Search the material and gather each line with "residência" in it.

(Collection entries)
++++++++++++++++++++

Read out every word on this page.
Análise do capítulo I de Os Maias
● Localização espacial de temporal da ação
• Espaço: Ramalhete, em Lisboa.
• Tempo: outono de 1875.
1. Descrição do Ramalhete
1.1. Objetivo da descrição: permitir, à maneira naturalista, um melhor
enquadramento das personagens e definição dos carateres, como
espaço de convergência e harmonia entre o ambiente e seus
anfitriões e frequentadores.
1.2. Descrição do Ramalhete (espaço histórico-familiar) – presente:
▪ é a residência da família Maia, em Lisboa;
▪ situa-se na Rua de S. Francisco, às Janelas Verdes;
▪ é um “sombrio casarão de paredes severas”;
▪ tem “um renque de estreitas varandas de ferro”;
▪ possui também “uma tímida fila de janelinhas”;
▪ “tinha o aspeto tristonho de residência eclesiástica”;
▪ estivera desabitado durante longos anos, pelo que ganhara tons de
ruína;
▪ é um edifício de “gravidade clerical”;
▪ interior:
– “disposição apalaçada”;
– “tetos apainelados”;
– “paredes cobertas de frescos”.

++++++++++++++++++++

• _The response_:
▪ é a residência da família Maia, em Lisboa;
▪ “tinha o aspeto tristonho de residência eclesiástica”;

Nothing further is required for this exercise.